• DIRECTIONS FOR THIS TASK: Gather all lines with "title" from the records.

• DATASET RECORDS:

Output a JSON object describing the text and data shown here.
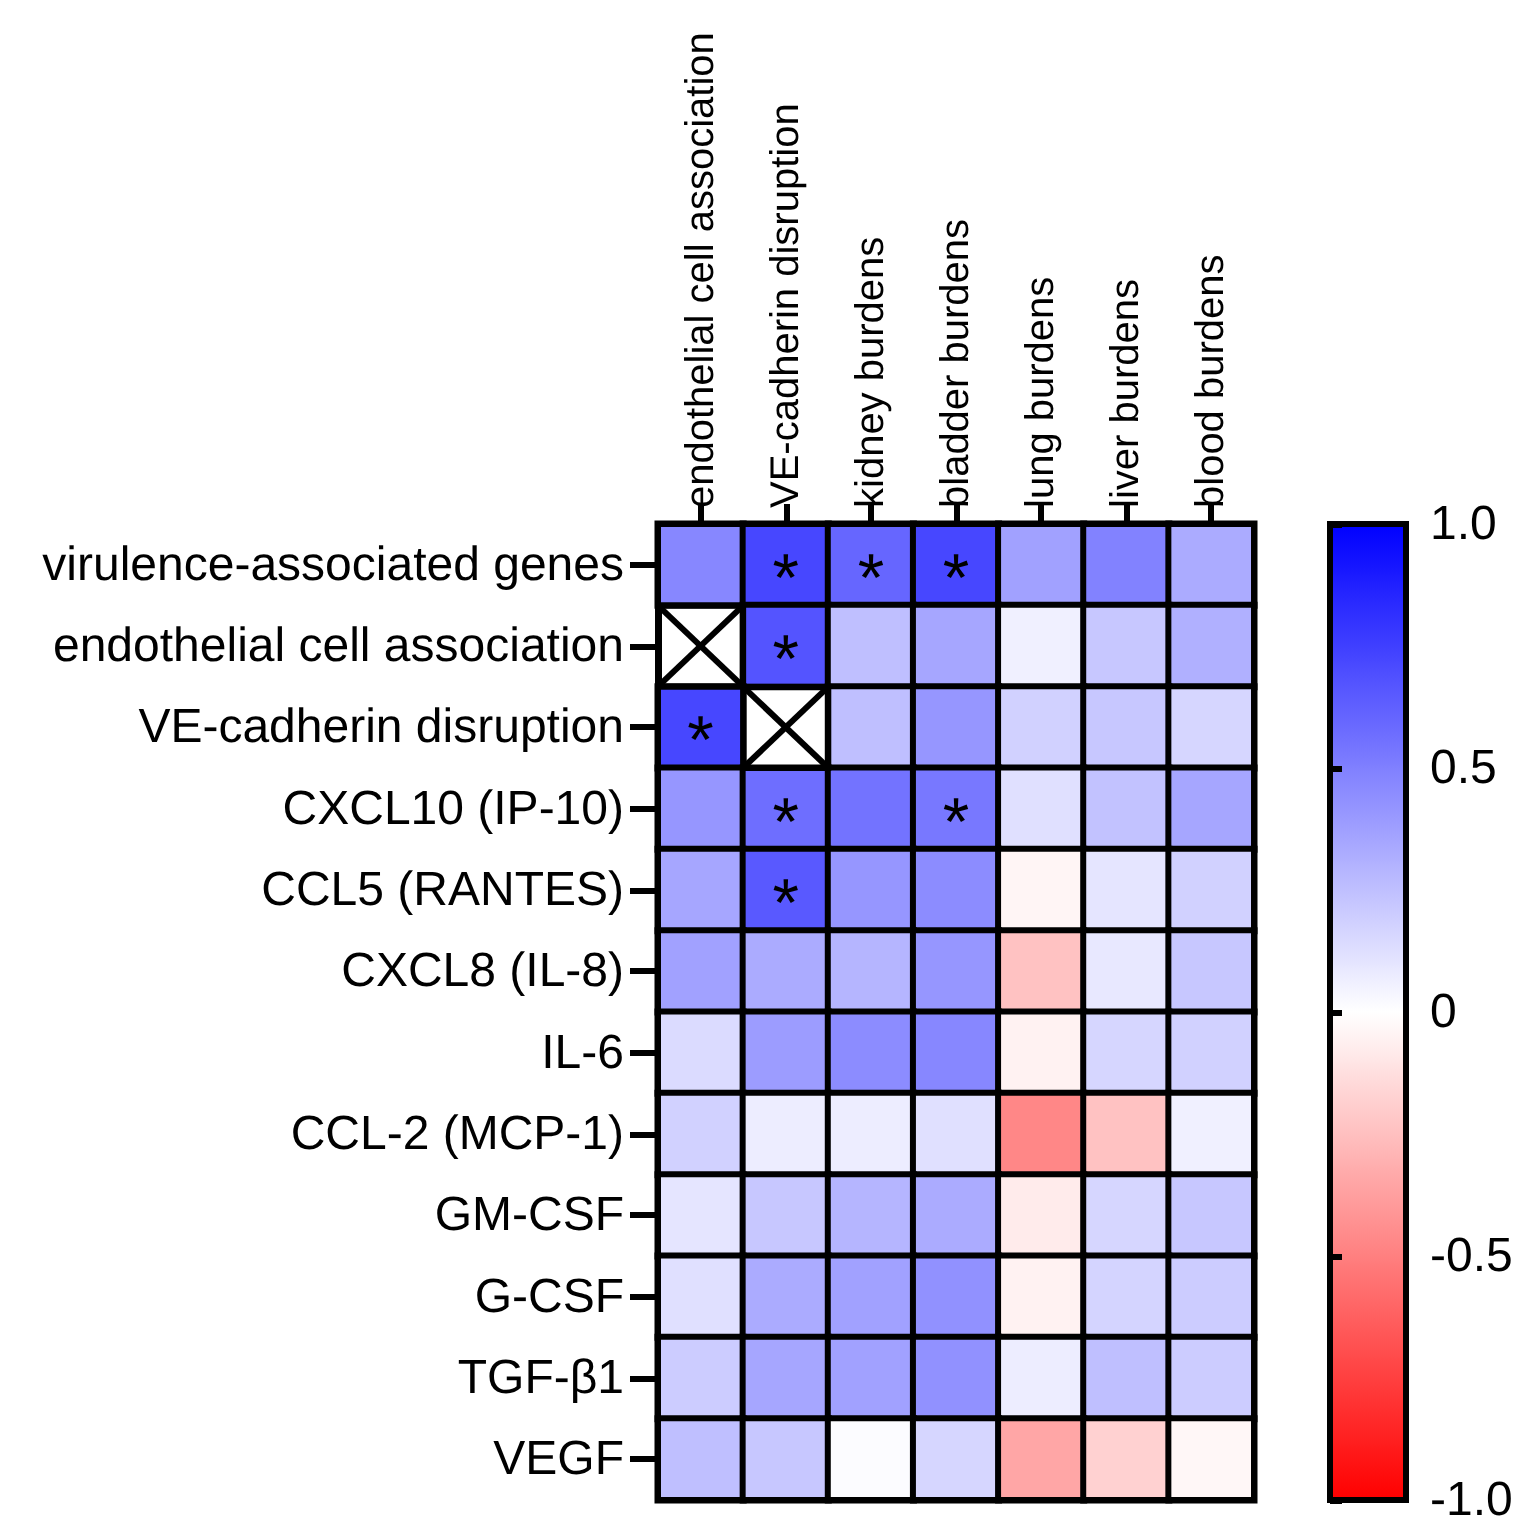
{
  "chart_data": {
    "type": "heatmap",
    "categories": [
      "endothelial cell association",
      "VE-cadherin disruption",
      "kidney burdens",
      "bladder burdens",
      "lung burdens",
      "liver burdens",
      "blood burdens"
    ],
    "y_categories": [
      "virulence-associated genes",
      "endothelial cell association",
      "VE-cadherin disruption",
      "CXCL10 (IP-10)",
      "CCL5 (RANTES)",
      "CXCL8 (IL-8)",
      "IL-6",
      "CCL-2 (MCP-1)",
      "GM-CSF",
      "G-CSF",
      "TGF-β1",
      "VEGF"
    ],
    "cells": [
      [
        0.47,
        0.72,
        0.6,
        0.72,
        0.37,
        0.49,
        0.33
      ],
      [
        null,
        0.67,
        0.25,
        0.35,
        0.06,
        0.22,
        0.31
      ],
      [
        0.72,
        null,
        0.25,
        0.41,
        0.18,
        0.22,
        0.16
      ],
      [
        0.41,
        0.57,
        0.55,
        0.53,
        0.12,
        0.24,
        0.35
      ],
      [
        0.35,
        0.65,
        0.41,
        0.45,
        -0.04,
        0.1,
        0.18
      ],
      [
        0.37,
        0.33,
        0.29,
        0.41,
        -0.24,
        0.09,
        0.22
      ],
      [
        0.14,
        0.39,
        0.45,
        0.47,
        -0.05,
        0.16,
        0.18
      ],
      [
        0.18,
        0.07,
        0.07,
        0.12,
        -0.47,
        -0.24,
        0.06
      ],
      [
        0.1,
        0.22,
        0.29,
        0.33,
        -0.08,
        0.16,
        0.22
      ],
      [
        0.12,
        0.33,
        0.37,
        0.43,
        -0.05,
        0.17,
        0.2
      ],
      [
        0.2,
        0.35,
        0.37,
        0.43,
        0.07,
        0.25,
        0.2
      ],
      [
        0.25,
        0.22,
        0.01,
        0.16,
        -0.35,
        -0.18,
        -0.03
      ]
    ],
    "cell_labels": [
      [
        null,
        "*",
        "*",
        "*",
        null,
        null,
        null
      ],
      [
        null,
        "*",
        null,
        null,
        null,
        null,
        null
      ],
      [
        "*",
        null,
        null,
        null,
        null,
        null,
        null
      ],
      [
        null,
        "*",
        null,
        "*",
        null,
        null,
        null
      ],
      [
        null,
        "*",
        null,
        null,
        null,
        null,
        null
      ],
      [
        null,
        null,
        null,
        null,
        null,
        null,
        null
      ],
      [
        null,
        null,
        null,
        null,
        null,
        null,
        null
      ],
      [
        null,
        null,
        null,
        null,
        null,
        null,
        null
      ],
      [
        null,
        null,
        null,
        null,
        null,
        null,
        null
      ],
      [
        null,
        null,
        null,
        null,
        null,
        null,
        null
      ],
      [
        null,
        null,
        null,
        null,
        null,
        null,
        null
      ],
      [
        null,
        null,
        null,
        null,
        null,
        null,
        null
      ]
    ],
    "clim": [
      -1,
      1
    ],
    "cticks": [
      {
        "value": -1,
        "label": "-1.0"
      },
      -0.5,
      0,
      0.5,
      {
        "value": 1,
        "label": "1.0"
      }
    ]
  }
}
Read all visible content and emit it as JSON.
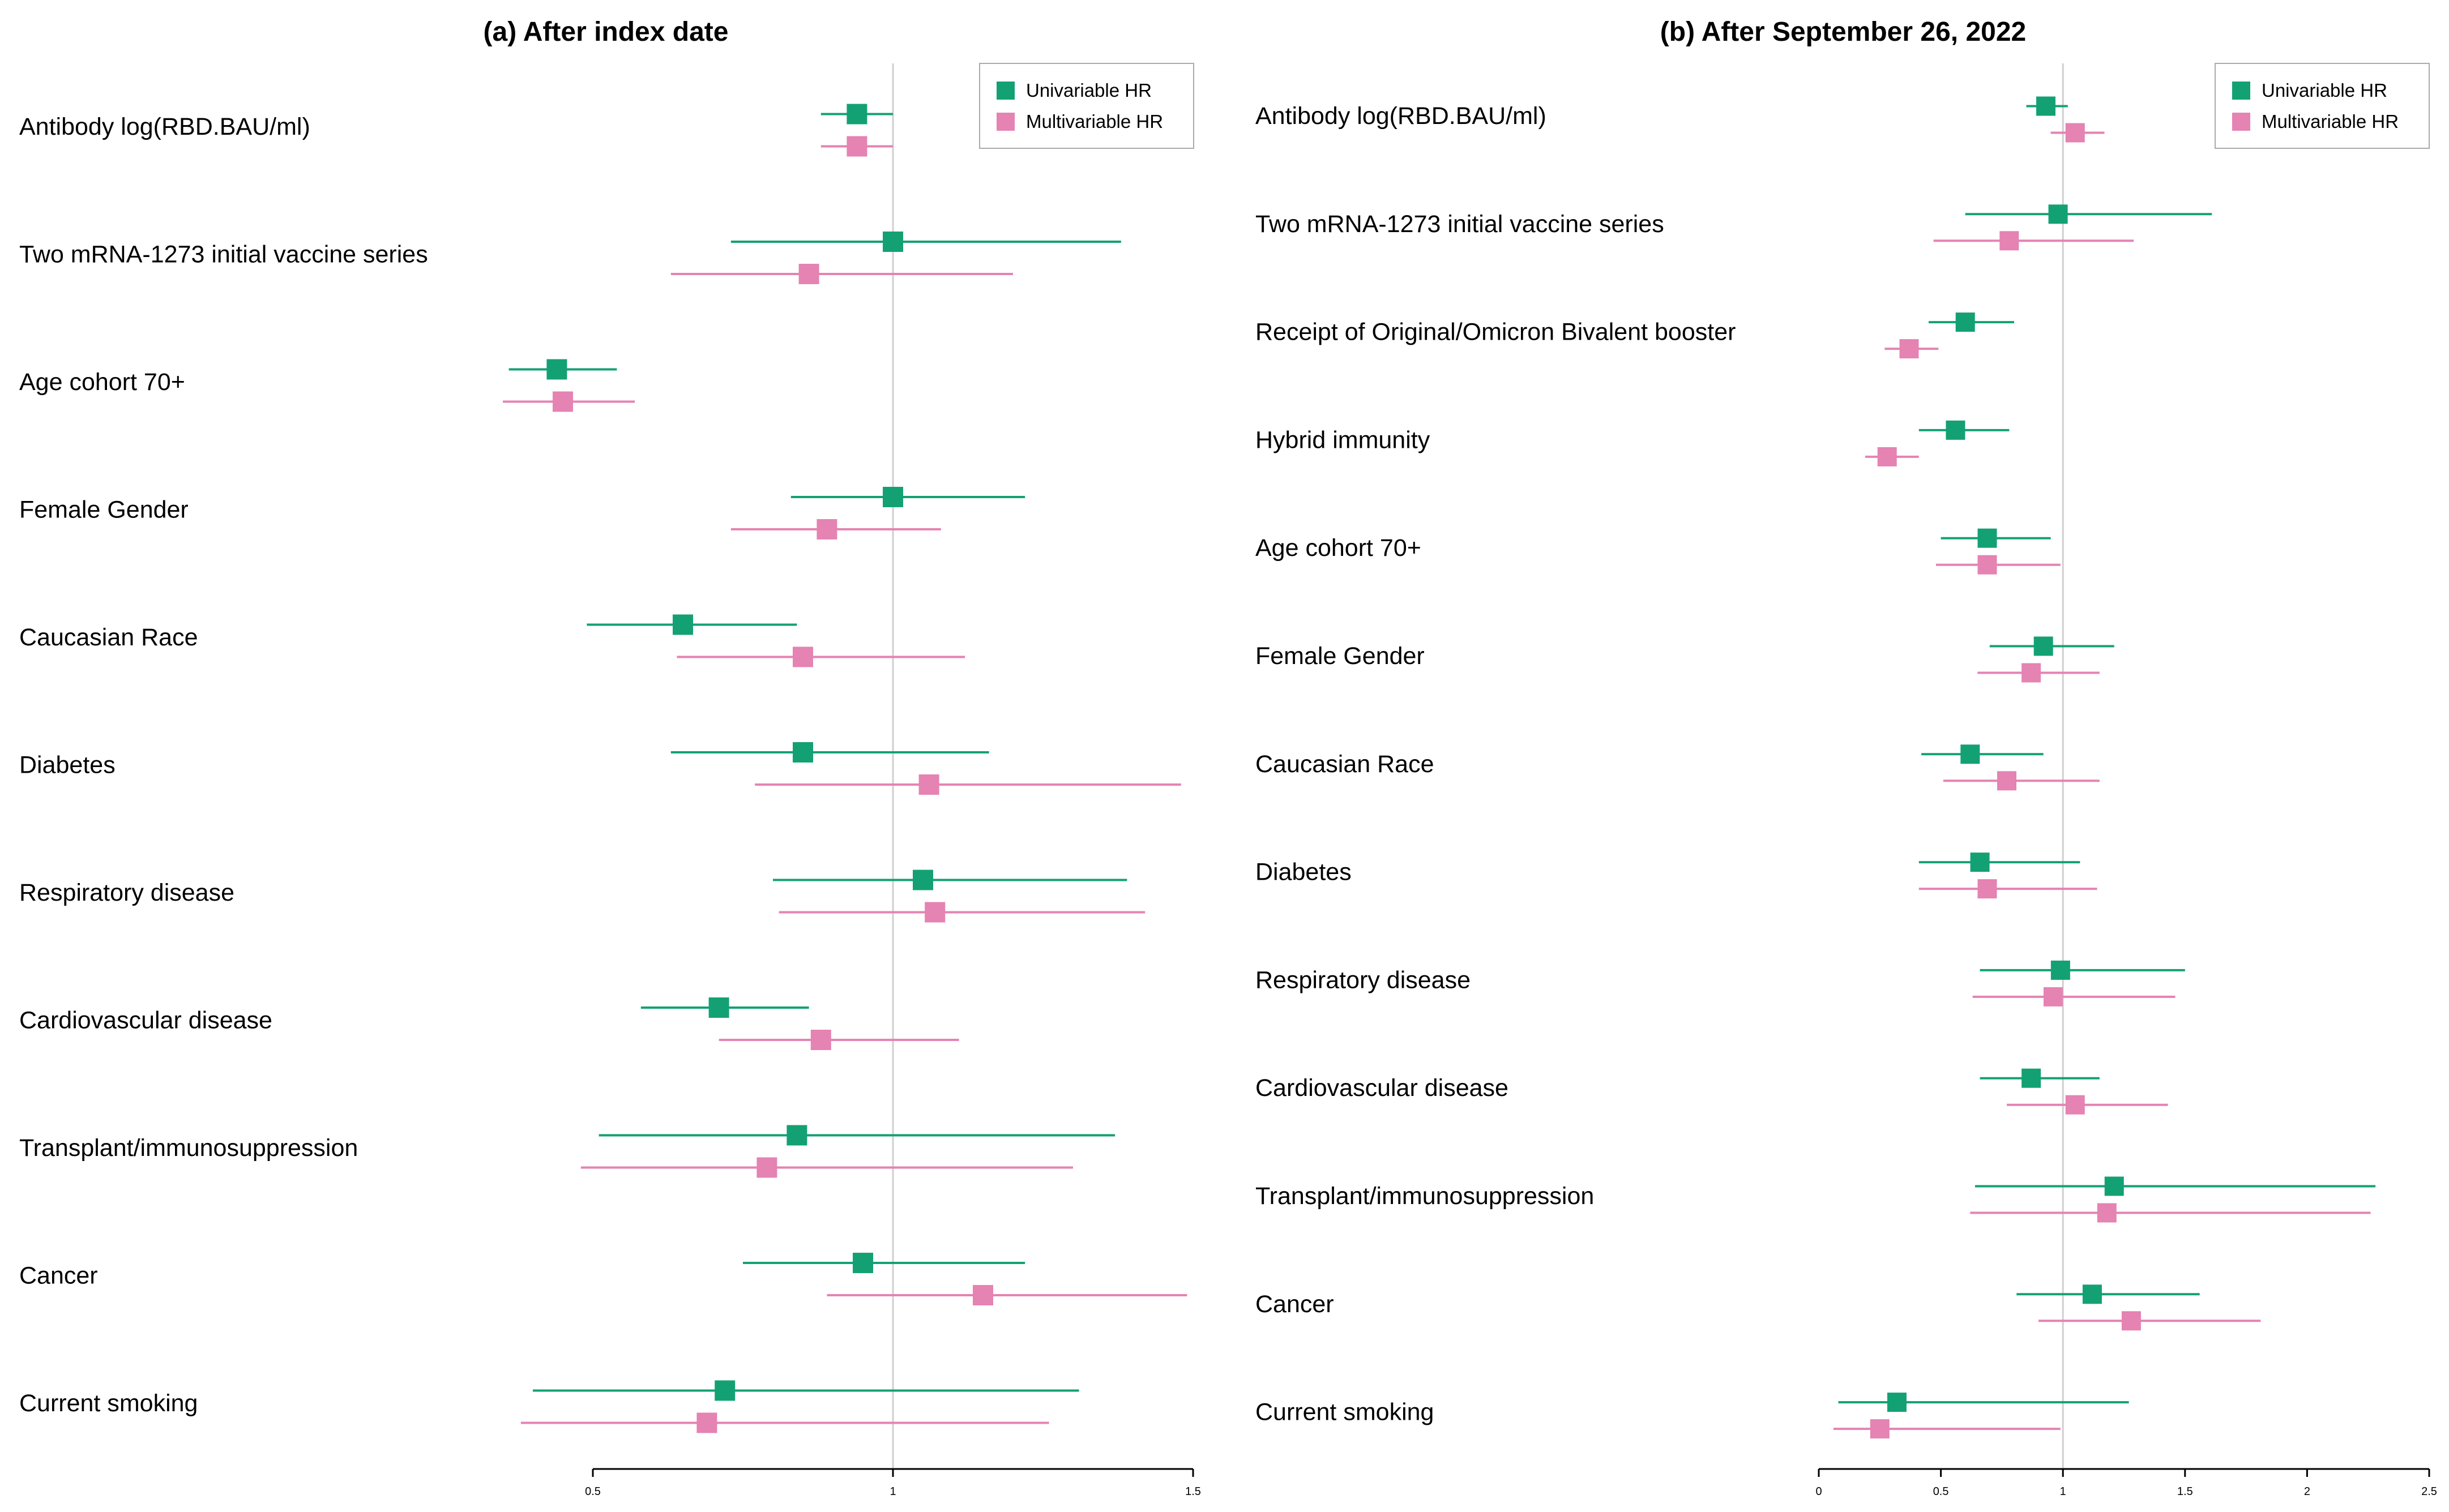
{
  "colors": {
    "univariable": "#13a174",
    "multivariable": "#e583b3",
    "reference": "#cfcfcf",
    "axis": "#000000"
  },
  "chart_data": [
    {
      "type": "forest",
      "title": "(a) After index date",
      "xlim": [
        0.5,
        1.5
      ],
      "xticks": [
        "0.5",
        "1",
        "1.5"
      ],
      "reference_line": 1,
      "legend": {
        "position": "top-right",
        "entries": [
          "Univariable HR",
          "Multivariable HR"
        ]
      },
      "rows": [
        {
          "label": "Antibody log(RBD.BAU/ml)",
          "univariable": {
            "hr": 0.94,
            "lo": 0.88,
            "hi": 1.0
          },
          "multivariable": {
            "hr": 0.94,
            "lo": 0.88,
            "hi": 1.0
          }
        },
        {
          "label": "Two mRNA-1273 initial vaccine series",
          "univariable": {
            "hr": 1.0,
            "lo": 0.73,
            "hi": 1.38
          },
          "multivariable": {
            "hr": 0.86,
            "lo": 0.63,
            "hi": 1.2
          }
        },
        {
          "label": "Age cohort 70+",
          "univariable": {
            "hr": 0.44,
            "lo": 0.36,
            "hi": 0.54
          },
          "multivariable": {
            "hr": 0.45,
            "lo": 0.35,
            "hi": 0.57
          }
        },
        {
          "label": "Female Gender",
          "univariable": {
            "hr": 1.0,
            "lo": 0.83,
            "hi": 1.22
          },
          "multivariable": {
            "hr": 0.89,
            "lo": 0.73,
            "hi": 1.08
          }
        },
        {
          "label": "Caucasian Race",
          "univariable": {
            "hr": 0.65,
            "lo": 0.49,
            "hi": 0.84
          },
          "multivariable": {
            "hr": 0.85,
            "lo": 0.64,
            "hi": 1.12
          }
        },
        {
          "label": "Diabetes",
          "univariable": {
            "hr": 0.85,
            "lo": 0.63,
            "hi": 1.16
          },
          "multivariable": {
            "hr": 1.06,
            "lo": 0.77,
            "hi": 1.48
          }
        },
        {
          "label": "Respiratory disease",
          "univariable": {
            "hr": 1.05,
            "lo": 0.8,
            "hi": 1.39
          },
          "multivariable": {
            "hr": 1.07,
            "lo": 0.81,
            "hi": 1.42
          }
        },
        {
          "label": "Cardiovascular disease",
          "univariable": {
            "hr": 0.71,
            "lo": 0.58,
            "hi": 0.86
          },
          "multivariable": {
            "hr": 0.88,
            "lo": 0.71,
            "hi": 1.11
          }
        },
        {
          "label": "Transplant/immunosuppression",
          "univariable": {
            "hr": 0.84,
            "lo": 0.51,
            "hi": 1.37
          },
          "multivariable": {
            "hr": 0.79,
            "lo": 0.48,
            "hi": 1.3
          }
        },
        {
          "label": "Cancer",
          "univariable": {
            "hr": 0.95,
            "lo": 0.75,
            "hi": 1.22
          },
          "multivariable": {
            "hr": 1.15,
            "lo": 0.89,
            "hi": 1.49
          }
        },
        {
          "label": "Current smoking",
          "univariable": {
            "hr": 0.72,
            "lo": 0.4,
            "hi": 1.31
          },
          "multivariable": {
            "hr": 0.69,
            "lo": 0.38,
            "hi": 1.26
          }
        }
      ]
    },
    {
      "type": "forest",
      "title": "(b) After September 26, 2022",
      "xlim": [
        0,
        2.5
      ],
      "xticks": [
        "0",
        "0.5",
        "1",
        "1.5",
        "2",
        "2.5"
      ],
      "reference_line": 1,
      "legend": {
        "position": "top-right",
        "entries": [
          "Univariable HR",
          "Multivariable HR"
        ]
      },
      "rows": [
        {
          "label": "Antibody log(RBD.BAU/ml)",
          "univariable": {
            "hr": 0.93,
            "lo": 0.85,
            "hi": 1.02
          },
          "multivariable": {
            "hr": 1.05,
            "lo": 0.95,
            "hi": 1.17
          }
        },
        {
          "label": "Two mRNA-1273 initial vaccine series",
          "univariable": {
            "hr": 0.98,
            "lo": 0.6,
            "hi": 1.61
          },
          "multivariable": {
            "hr": 0.78,
            "lo": 0.47,
            "hi": 1.29
          }
        },
        {
          "label": "Receipt of Original/Omicron Bivalent booster",
          "univariable": {
            "hr": 0.6,
            "lo": 0.45,
            "hi": 0.8
          },
          "multivariable": {
            "hr": 0.37,
            "lo": 0.27,
            "hi": 0.49
          }
        },
        {
          "label": "Hybrid immunity",
          "univariable": {
            "hr": 0.56,
            "lo": 0.41,
            "hi": 0.78
          },
          "multivariable": {
            "hr": 0.28,
            "lo": 0.19,
            "hi": 0.41
          }
        },
        {
          "label": "Age cohort 70+",
          "univariable": {
            "hr": 0.69,
            "lo": 0.5,
            "hi": 0.95
          },
          "multivariable": {
            "hr": 0.69,
            "lo": 0.48,
            "hi": 0.99
          }
        },
        {
          "label": "Female Gender",
          "univariable": {
            "hr": 0.92,
            "lo": 0.7,
            "hi": 1.21
          },
          "multivariable": {
            "hr": 0.87,
            "lo": 0.65,
            "hi": 1.15
          }
        },
        {
          "label": "Caucasian Race",
          "univariable": {
            "hr": 0.62,
            "lo": 0.42,
            "hi": 0.92
          },
          "multivariable": {
            "hr": 0.77,
            "lo": 0.51,
            "hi": 1.15
          }
        },
        {
          "label": "Diabetes",
          "univariable": {
            "hr": 0.66,
            "lo": 0.41,
            "hi": 1.07
          },
          "multivariable": {
            "hr": 0.69,
            "lo": 0.41,
            "hi": 1.14
          }
        },
        {
          "label": "Respiratory disease",
          "univariable": {
            "hr": 0.99,
            "lo": 0.66,
            "hi": 1.5
          },
          "multivariable": {
            "hr": 0.96,
            "lo": 0.63,
            "hi": 1.46
          }
        },
        {
          "label": "Cardiovascular disease",
          "univariable": {
            "hr": 0.87,
            "lo": 0.66,
            "hi": 1.15
          },
          "multivariable": {
            "hr": 1.05,
            "lo": 0.77,
            "hi": 1.43
          }
        },
        {
          "label": "Transplant/immunosuppression",
          "univariable": {
            "hr": 1.21,
            "lo": 0.64,
            "hi": 2.28
          },
          "multivariable": {
            "hr": 1.18,
            "lo": 0.62,
            "hi": 2.26
          }
        },
        {
          "label": "Cancer",
          "univariable": {
            "hr": 1.12,
            "lo": 0.81,
            "hi": 1.56
          },
          "multivariable": {
            "hr": 1.28,
            "lo": 0.9,
            "hi": 1.81
          }
        },
        {
          "label": "Current smoking",
          "univariable": {
            "hr": 0.32,
            "lo": 0.08,
            "hi": 1.27
          },
          "multivariable": {
            "hr": 0.25,
            "lo": 0.06,
            "hi": 0.99
          }
        }
      ]
    }
  ]
}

• RESPONSE TO THE TASK:
      "title": "(a) After index date",
      "title": "(b) After September 26, 2022",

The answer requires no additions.